● ENTRIES SHOWN:
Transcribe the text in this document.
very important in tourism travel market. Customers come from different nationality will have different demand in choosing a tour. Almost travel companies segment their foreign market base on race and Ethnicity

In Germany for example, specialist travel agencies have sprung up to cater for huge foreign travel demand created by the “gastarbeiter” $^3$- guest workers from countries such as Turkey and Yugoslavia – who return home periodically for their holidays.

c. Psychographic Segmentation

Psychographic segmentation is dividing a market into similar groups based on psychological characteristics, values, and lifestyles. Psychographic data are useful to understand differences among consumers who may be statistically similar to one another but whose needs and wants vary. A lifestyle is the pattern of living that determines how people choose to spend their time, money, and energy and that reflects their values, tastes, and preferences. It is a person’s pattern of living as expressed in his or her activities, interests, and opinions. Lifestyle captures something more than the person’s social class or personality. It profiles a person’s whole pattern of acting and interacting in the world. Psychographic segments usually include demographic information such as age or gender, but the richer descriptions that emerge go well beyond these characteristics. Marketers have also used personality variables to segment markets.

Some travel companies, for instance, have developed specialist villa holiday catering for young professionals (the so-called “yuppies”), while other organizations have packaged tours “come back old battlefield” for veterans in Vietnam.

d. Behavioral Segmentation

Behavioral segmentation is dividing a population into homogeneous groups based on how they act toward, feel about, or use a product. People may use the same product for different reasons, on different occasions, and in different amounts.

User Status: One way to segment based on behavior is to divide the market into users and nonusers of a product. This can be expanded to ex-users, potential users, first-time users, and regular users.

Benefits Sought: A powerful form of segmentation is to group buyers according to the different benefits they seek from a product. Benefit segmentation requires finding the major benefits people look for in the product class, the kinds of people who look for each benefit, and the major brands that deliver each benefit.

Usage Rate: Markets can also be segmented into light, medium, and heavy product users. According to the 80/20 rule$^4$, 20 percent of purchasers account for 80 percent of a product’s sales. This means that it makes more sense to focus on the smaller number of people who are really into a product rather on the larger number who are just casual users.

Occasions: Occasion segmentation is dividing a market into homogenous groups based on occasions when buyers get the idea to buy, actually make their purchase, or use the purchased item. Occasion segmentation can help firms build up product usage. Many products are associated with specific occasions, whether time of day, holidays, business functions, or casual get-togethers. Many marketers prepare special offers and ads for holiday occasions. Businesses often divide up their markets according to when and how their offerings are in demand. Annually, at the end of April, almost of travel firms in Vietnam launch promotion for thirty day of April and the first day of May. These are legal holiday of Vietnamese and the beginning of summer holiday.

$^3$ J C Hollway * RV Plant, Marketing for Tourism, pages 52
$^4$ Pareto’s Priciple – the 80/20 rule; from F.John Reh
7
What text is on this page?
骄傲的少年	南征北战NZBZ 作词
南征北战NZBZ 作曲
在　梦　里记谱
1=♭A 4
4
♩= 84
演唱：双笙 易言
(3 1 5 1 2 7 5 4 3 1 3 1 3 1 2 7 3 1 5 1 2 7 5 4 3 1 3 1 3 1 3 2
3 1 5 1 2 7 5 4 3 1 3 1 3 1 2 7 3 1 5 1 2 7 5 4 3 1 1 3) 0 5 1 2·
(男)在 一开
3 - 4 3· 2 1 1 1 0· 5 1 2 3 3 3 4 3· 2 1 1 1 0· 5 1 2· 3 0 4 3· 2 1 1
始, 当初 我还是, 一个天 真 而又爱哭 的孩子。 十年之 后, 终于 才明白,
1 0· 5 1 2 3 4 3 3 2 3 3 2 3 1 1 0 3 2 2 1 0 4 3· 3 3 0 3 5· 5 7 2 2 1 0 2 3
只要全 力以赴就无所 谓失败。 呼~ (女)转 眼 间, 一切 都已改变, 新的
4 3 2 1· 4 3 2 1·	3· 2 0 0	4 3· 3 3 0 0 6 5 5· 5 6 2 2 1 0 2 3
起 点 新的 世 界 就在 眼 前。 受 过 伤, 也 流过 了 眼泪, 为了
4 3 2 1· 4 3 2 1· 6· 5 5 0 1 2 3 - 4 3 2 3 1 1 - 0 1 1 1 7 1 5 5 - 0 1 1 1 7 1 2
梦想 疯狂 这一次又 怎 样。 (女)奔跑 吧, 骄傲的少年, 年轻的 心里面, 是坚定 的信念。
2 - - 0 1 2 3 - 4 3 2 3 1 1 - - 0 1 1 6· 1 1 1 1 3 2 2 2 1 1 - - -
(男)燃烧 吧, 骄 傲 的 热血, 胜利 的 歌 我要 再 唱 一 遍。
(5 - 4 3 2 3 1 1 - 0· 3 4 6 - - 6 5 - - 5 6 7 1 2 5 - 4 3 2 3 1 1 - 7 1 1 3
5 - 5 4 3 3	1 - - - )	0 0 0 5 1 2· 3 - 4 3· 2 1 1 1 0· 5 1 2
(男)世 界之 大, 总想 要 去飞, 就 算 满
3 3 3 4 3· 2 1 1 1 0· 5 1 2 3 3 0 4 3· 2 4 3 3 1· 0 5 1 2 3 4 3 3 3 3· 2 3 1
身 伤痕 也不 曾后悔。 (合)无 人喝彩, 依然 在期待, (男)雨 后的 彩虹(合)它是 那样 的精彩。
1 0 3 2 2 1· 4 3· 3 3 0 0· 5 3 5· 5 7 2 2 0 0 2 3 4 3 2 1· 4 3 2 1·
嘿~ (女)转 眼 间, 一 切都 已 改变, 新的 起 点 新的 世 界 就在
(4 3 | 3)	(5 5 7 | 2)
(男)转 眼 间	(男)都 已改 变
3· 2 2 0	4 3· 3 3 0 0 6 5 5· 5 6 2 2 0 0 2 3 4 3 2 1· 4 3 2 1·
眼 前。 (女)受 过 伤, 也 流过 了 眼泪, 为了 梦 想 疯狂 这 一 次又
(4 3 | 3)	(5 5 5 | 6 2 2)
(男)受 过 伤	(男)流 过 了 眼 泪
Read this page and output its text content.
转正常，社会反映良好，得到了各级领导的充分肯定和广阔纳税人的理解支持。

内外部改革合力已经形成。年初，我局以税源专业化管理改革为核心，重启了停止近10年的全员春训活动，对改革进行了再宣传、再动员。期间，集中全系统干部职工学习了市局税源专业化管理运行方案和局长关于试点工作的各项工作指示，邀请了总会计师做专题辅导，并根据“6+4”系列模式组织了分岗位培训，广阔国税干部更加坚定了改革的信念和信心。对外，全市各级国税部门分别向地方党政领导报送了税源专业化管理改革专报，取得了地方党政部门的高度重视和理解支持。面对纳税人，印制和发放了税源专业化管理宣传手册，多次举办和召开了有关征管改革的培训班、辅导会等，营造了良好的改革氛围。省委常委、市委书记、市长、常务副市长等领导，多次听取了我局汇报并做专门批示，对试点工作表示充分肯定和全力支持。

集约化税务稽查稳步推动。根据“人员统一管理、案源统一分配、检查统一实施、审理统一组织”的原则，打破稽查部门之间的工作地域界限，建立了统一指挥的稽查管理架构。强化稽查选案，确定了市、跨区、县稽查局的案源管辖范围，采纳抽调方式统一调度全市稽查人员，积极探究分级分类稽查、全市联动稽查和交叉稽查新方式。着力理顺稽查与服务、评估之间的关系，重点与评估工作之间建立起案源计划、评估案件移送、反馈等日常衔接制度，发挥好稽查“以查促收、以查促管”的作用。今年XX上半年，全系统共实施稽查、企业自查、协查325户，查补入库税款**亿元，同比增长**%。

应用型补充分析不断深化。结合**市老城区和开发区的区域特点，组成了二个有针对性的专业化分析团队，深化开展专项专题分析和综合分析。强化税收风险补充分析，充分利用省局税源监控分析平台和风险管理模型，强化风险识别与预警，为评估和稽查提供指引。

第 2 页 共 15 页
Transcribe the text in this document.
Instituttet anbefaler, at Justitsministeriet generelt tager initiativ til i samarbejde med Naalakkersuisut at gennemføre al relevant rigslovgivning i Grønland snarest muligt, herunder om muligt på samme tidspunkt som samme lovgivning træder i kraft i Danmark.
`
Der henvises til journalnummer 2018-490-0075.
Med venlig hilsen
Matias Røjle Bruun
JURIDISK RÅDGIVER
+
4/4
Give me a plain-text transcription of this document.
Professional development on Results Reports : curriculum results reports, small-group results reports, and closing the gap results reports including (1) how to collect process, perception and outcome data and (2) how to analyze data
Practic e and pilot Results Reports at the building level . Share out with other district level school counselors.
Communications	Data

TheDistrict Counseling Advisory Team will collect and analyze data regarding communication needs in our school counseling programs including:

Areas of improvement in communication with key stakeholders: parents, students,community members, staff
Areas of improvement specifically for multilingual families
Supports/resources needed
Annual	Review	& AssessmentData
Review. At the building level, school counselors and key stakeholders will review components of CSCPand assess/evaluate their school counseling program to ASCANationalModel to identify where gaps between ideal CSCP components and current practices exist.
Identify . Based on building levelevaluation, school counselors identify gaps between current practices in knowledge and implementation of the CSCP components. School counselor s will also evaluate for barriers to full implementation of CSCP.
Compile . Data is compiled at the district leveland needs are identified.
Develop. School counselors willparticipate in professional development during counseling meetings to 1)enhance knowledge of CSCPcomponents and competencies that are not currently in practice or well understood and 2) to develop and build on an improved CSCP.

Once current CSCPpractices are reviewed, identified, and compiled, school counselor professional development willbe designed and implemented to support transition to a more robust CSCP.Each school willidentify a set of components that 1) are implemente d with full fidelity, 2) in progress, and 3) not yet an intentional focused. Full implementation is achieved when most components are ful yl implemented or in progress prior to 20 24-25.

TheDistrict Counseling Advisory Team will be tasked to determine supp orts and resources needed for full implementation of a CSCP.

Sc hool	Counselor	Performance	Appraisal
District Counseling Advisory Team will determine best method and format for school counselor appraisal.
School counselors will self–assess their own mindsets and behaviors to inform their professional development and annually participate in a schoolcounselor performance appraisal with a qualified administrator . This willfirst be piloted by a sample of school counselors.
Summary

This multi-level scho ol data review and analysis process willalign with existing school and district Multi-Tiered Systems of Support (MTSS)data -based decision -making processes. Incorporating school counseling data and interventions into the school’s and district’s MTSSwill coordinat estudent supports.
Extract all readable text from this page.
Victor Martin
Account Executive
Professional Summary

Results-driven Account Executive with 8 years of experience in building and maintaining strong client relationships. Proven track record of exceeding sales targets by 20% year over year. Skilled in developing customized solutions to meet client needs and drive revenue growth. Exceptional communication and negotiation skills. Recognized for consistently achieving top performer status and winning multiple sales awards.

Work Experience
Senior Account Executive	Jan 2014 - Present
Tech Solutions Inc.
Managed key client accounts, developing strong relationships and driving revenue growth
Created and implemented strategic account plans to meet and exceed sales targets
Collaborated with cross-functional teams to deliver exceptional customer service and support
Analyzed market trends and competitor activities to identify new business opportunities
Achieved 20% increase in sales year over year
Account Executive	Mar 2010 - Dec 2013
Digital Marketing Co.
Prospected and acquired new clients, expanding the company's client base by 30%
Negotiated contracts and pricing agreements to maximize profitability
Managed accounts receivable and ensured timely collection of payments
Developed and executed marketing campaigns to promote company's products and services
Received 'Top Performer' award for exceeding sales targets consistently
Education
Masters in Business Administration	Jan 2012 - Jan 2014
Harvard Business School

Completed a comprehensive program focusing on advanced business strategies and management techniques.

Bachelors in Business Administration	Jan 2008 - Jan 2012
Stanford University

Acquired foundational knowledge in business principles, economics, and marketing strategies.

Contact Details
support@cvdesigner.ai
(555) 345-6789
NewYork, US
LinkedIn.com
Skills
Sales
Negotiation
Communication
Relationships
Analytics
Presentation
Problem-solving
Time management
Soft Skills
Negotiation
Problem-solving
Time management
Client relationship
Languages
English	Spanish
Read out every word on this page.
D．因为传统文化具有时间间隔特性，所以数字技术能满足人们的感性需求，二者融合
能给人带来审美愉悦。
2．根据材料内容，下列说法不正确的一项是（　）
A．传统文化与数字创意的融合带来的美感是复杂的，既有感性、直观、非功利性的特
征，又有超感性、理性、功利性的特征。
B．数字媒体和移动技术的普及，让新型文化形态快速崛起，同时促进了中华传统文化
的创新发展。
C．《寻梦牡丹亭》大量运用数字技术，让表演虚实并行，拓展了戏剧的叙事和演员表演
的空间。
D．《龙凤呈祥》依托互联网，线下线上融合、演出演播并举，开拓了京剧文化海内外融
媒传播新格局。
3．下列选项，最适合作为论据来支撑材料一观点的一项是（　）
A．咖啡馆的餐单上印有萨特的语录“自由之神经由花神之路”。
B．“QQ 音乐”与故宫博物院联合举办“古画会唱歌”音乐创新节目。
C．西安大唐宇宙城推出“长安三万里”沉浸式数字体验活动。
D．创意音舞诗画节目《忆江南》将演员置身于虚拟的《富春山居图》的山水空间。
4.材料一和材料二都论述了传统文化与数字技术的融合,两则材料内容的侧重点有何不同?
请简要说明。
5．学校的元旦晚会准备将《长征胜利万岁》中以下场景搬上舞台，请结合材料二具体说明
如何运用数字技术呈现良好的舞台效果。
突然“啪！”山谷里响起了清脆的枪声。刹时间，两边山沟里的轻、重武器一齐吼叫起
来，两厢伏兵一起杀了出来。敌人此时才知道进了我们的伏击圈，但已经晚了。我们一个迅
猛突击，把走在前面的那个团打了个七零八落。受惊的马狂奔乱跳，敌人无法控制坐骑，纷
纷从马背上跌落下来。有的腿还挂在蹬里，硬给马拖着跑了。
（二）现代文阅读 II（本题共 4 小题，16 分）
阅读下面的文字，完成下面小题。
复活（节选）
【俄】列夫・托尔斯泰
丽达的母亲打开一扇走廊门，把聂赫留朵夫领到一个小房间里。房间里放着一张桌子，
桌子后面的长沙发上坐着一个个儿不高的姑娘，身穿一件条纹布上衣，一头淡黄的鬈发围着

● WHAT IS REQUIRED: The answer must consist solely of the number of lines in the entries that contain the word "骄傲的少年".

● WRITTEN SOLUTION: 2